WHAT IS ASKED:
All material below is to be reproduced exactly.

[Records contained in a dataset]
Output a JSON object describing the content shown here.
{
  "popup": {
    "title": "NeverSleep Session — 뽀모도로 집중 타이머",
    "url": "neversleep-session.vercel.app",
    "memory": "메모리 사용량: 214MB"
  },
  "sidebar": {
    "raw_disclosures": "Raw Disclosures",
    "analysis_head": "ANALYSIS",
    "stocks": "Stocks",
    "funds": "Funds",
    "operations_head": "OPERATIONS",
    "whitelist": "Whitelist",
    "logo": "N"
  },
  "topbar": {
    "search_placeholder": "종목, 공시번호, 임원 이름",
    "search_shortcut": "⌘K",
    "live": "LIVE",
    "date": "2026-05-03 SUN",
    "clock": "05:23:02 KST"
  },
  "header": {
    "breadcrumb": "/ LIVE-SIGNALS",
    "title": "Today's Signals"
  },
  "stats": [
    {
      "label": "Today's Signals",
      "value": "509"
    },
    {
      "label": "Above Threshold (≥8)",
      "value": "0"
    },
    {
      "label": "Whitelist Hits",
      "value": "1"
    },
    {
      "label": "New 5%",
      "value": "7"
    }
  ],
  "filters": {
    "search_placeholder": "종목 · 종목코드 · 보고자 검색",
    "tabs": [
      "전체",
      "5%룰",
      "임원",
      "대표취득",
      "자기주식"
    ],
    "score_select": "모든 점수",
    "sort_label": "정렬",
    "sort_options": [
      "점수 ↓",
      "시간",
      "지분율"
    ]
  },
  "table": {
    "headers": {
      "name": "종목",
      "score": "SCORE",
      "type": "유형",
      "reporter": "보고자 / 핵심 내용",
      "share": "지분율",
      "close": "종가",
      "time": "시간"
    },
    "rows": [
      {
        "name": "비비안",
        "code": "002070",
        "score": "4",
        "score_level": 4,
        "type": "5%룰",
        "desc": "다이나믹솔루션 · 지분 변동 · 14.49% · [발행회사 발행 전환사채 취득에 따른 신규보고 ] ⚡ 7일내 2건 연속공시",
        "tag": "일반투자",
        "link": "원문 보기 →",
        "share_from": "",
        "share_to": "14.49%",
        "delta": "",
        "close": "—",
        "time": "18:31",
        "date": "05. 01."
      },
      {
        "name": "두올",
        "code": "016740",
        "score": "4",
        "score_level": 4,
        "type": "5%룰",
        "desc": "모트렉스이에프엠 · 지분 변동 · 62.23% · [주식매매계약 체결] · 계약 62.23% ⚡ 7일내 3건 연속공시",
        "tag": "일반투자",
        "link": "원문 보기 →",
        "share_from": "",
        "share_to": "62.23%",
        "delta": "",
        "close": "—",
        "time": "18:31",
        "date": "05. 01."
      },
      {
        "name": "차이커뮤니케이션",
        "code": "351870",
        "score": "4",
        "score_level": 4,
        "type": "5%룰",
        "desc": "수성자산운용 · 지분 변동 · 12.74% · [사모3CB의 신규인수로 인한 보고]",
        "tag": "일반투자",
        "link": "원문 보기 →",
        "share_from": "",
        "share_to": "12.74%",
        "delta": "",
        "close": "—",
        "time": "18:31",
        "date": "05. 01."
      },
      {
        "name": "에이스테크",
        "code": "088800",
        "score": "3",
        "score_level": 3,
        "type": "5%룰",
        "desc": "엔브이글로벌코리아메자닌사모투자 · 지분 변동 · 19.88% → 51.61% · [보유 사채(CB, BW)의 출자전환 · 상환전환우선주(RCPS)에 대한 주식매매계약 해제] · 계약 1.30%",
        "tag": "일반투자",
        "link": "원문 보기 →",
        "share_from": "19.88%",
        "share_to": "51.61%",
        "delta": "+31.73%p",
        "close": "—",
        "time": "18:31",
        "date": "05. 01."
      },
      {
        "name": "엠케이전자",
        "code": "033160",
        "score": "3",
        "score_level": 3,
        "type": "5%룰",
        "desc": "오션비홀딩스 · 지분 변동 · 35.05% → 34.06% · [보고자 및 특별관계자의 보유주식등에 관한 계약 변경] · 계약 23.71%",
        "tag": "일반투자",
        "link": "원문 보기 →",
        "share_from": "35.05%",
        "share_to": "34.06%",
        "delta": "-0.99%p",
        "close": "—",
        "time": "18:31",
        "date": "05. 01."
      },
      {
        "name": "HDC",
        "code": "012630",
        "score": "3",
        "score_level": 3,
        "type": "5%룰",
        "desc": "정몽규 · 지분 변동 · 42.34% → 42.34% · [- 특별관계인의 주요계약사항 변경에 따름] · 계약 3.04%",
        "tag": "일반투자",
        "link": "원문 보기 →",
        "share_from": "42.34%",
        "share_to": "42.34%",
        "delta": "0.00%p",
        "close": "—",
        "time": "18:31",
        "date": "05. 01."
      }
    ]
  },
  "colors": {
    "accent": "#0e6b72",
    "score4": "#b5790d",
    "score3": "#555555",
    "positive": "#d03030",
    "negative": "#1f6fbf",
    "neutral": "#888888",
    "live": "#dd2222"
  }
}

ANSWER TO THIS TASK:
Output a JSON object describing the content shown here.
{
  "popup": {
    "title": "NeverSleep Session — 뽀모도로 집중 타이머",
    "url": "neversleep-session.vercel.app",
    "memory": "메모리 사용량: 214MB"
  },
  "sidebar": {
    "raw_disclosures": "Raw Disclosures",
    "analysis_head": "ANALYSIS",
    "stocks": "Stocks",
    "funds": "Funds",
    "operations_head": "OPERATIONS",
    "whitelist": "Whitelist",
    "logo": "N"
  },
  "topbar": {
    "search_placeholder": "종목, 공시번호, 임원 이름",
    "search_shortcut": "⌘K",
    "live": "LIVE",
    "date": "2026-05-03 SUN",
    "clock": "05:23:02 KST"
  },
  "header": {
    "breadcrumb": "/ LIVE-SIGNALS",
    "title": "Today's Signals"
  },
  "stats": [
    {
      "label": "Today's Signals",
      "value": "509"
    },
    {
      "label": "Above Threshold (≥8)",
      "value": "0"
    },
    {
      "label": "Whitelist Hits",
      "value": "1"
    },
    {
      "label": "New 5%",
      "value": "7"
    }
  ],
  "filters": {
    "search_placeholder": "종목 · 종목코드 · 보고자 검색",
    "tabs": [
      "전체",
      "5%룰",
      "임원",
      "대표취득",
      "자기주식"
    ],
    "score_select": "모든 점수",
    "sort_label": "정렬",
    "sort_options": [
      "점수 ↓",
      "시간",
      "지분율"
    ]
  },
  "table": {
    "headers": {
      "name": "종목",
      "score": "SCORE",
      "type": "유형",
      "reporter": "보고자 / 핵심 내용",
      "share": "지분율",
      "close": "종가",
      "time": "시간"
    },
    "rows": [
      {
        "name": "비비안",
        "code": "002070",
        "score": "4",
        "score_level": 4,
        "type": "5%룰",
        "desc": "다이나믹솔루션 · 지분 변동 · 14.49% · [발행회사 발행 전환사채 취득에 따른 신규보고 ] ⚡ 7일내 2건 연속공시",
        "tag": "일반투자",
        "link": "원문 보기 →",
        "share_from": "",
        "share_to": "14.49%",
        "delta": "",
        "close": "—",
        "time": "18:31",
        "date": "05. 01."
      },
      {
        "name": "두올",
        "code": "016740",
        "score": "4",
        "score_level": 4,
        "type": "5%룰",
        "desc": "모트렉스이에프엠 · 지분 변동 · 62.23% · [주식매매계약 체결] · 계약 62.23% ⚡ 7일내 3건 연속공시",
        "tag": "일반투자",
        "link": "원문 보기 →",
        "share_from": "",
        "share_to": "62.23%",
        "delta": "",
        "close": "—",
        "time": "18:31",
        "date": "05. 01."
      },
      {
        "name": "차이커뮤니케이션",
        "code": "351870",
        "score": "4",
        "score_level": 4,
        "type": "5%룰",
        "desc": "수성자산운용 · 지분 변동 · 12.74% · [사모3CB의 신규인수로 인한 보고]",
        "tag": "일반투자",
        "link": "원문 보기 →",
        "share_from": "",
        "share_to": "12.74%",
        "delta": "",
        "close": "—",
        "time": "18:31",
        "date": "05. 01."
      },
      {
        "name": "에이스테크",
        "code": "088800",
        "score": "3",
        "score_level": 3,
        "type": "5%룰",
        "desc": "엔브이글로벌코리아메자닌사모투자 · 지분 변동 · 19.88% → 51.61% · [보유 사채(CB, BW)의 출자전환 · 상환전환우선주(RCPS)에 대한 주식매매계약 해제] · 계약 1.30%",
        "tag": "일반투자",
        "link": "원문 보기 →",
        "share_from": "19.88%",
        "share_to": "51.61%",
        "delta": "+31.73%p",
        "close": "—",
        "time": "18:31",
        "date": "05. 01."
      },
      {
        "name": "엠케이전자",
        "code": "033160",
        "score": "3",
        "score_level": 3,
        "type": "5%룰",
        "desc": "오션비홀딩스 · 지분 변동 · 35.05% → 34.06% · [보고자 및 특별관계자의 보유주식등에 관한 계약 변경] · 계약 23.71%",
        "tag": "일반투자",
        "link": "원문 보기 →",
        "share_from": "35.05%",
        "share_to": "34.06%",
        "delta": "-0.99%p",
        "close": "—",
        "time": "18:31",
        "date": "05. 01."
      },
      {
        "name": "HDC",
        "code": "012630",
        "score": "3",
        "score_level": 3,
        "type": "5%룰",
        "desc": "정몽규 · 지분 변동 · 42.34% → 42.34% · [- 특별관계인의 주요계약사항 변경에 따름] · 계약 3.04%",
        "tag": "일반투자",
        "link": "원문 보기 →",
        "share_from": "42.34%",
        "share_to": "42.34%",
        "delta": "0.00%p",
        "close": "—",
        "time": "18:31",
        "date": "05. 01."
      }
    ]
  },
  "colors": {
    "accent": "#0e6b72",
    "score4": "#b5790d",
    "score3": "#555555",
    "positive": "#d03030",
    "negative": "#1f6fbf",
    "neutral": "#888888",
    "live": "#dd2222"
  }
}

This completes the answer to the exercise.